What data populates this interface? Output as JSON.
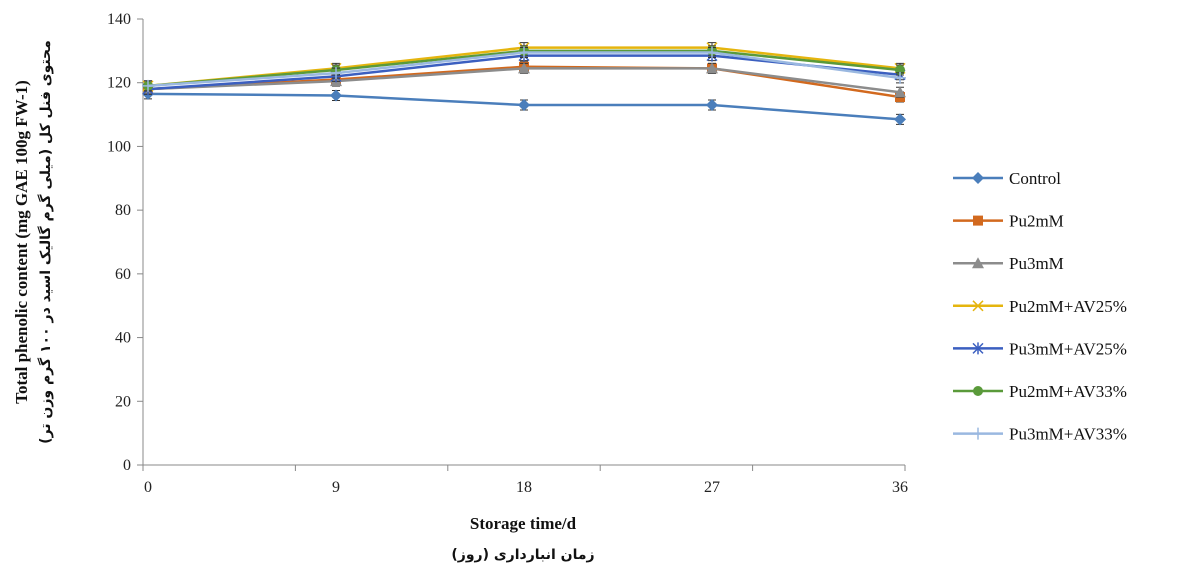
{
  "chart_data": {
    "type": "line",
    "x": [
      0,
      9,
      18,
      27,
      36
    ],
    "xlabel": "Storage time/d",
    "xlabel_sub": "زمان انبارداری (روز)",
    "ylabel": "Total phenolic content (mg GAE 100g FW-1)",
    "ylabel_sub": "محتوی فنل کل (میلی گرم گالیک اسید در ۱۰۰ گرم وزن تر)",
    "ylim": [
      0,
      140
    ],
    "yticks": [
      0,
      20,
      40,
      60,
      80,
      100,
      120,
      140
    ],
    "grid": false,
    "legend_position": "right",
    "series": [
      {
        "name": "Control",
        "color": "#4a7ebb",
        "marker": "diamond",
        "values": [
          116.5,
          116,
          113,
          113,
          108.5
        ]
      },
      {
        "name": "Pu2mM",
        "color": "#d2691e",
        "marker": "square",
        "values": [
          118,
          121,
          125,
          124.5,
          115.5
        ]
      },
      {
        "name": "Pu3mM",
        "color": "#8c8c8c",
        "marker": "triangle",
        "values": [
          118,
          120.5,
          124.5,
          124.5,
          117
        ]
      },
      {
        "name": "Pu2mM+AV25%",
        "color": "#e5b50e",
        "marker": "x",
        "values": [
          119,
          124.5,
          131,
          131,
          124.5
        ]
      },
      {
        "name": "Pu3mM+AV25%",
        "color": "#3b5fc0",
        "marker": "star",
        "values": [
          118,
          122,
          128.5,
          128.5,
          122.5
        ]
      },
      {
        "name": "Pu2mM+AV33%",
        "color": "#5a9a3a",
        "marker": "circle",
        "values": [
          119,
          124,
          130,
          130,
          124
        ]
      },
      {
        "name": "Pu3mM+AV33%",
        "color": "#9ab8e0",
        "marker": "plus",
        "values": [
          119,
          123,
          129.5,
          129.5,
          121.5
        ]
      }
    ]
  }
}
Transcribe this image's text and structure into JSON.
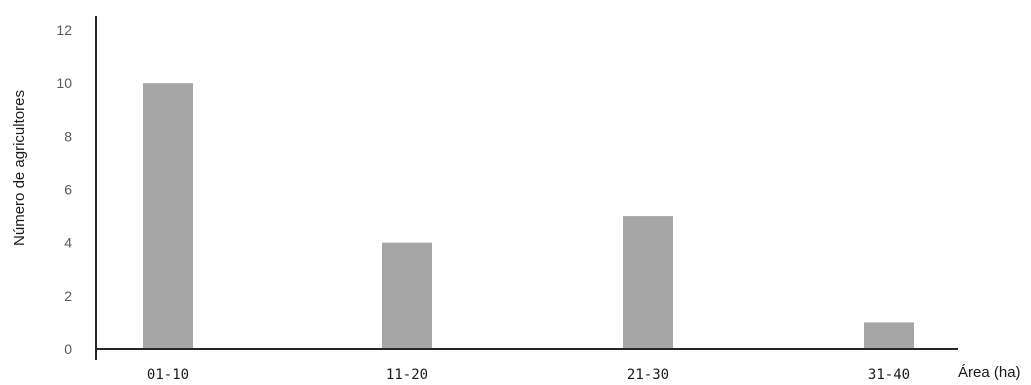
{
  "chart_data": {
    "type": "bar",
    "categories": [
      "01-10",
      "11-20",
      "21-30",
      "31-40"
    ],
    "values": [
      10,
      4,
      5,
      1
    ],
    "title": "",
    "xlabel": "Área (ha)",
    "ylabel": "Número de agricultores",
    "ylim": [
      0,
      12
    ],
    "yticks": [
      0,
      2,
      4,
      6,
      8,
      10,
      12
    ],
    "grid": false,
    "legend": "none",
    "bar_color": "#a6a6a6",
    "axis_color": "#262626"
  }
}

_WHAT TO DO_
Set down the line containing "Transcribe this image's", then every later line through the end of the material, exactly as written; omit any picture.

_SOLUTION BELOW_
Transcribe this image's text and structure into JSON.
{
  "chart_data": {
    "type": "bar",
    "categories": [
      "01-10",
      "11-20",
      "21-30",
      "31-40"
    ],
    "values": [
      10,
      4,
      5,
      1
    ],
    "title": "",
    "xlabel": "Área (ha)",
    "ylabel": "Número de agricultores",
    "ylim": [
      0,
      12
    ],
    "yticks": [
      0,
      2,
      4,
      6,
      8,
      10,
      12
    ],
    "grid": false,
    "legend": "none",
    "bar_color": "#a6a6a6",
    "axis_color": "#262626"
  }
}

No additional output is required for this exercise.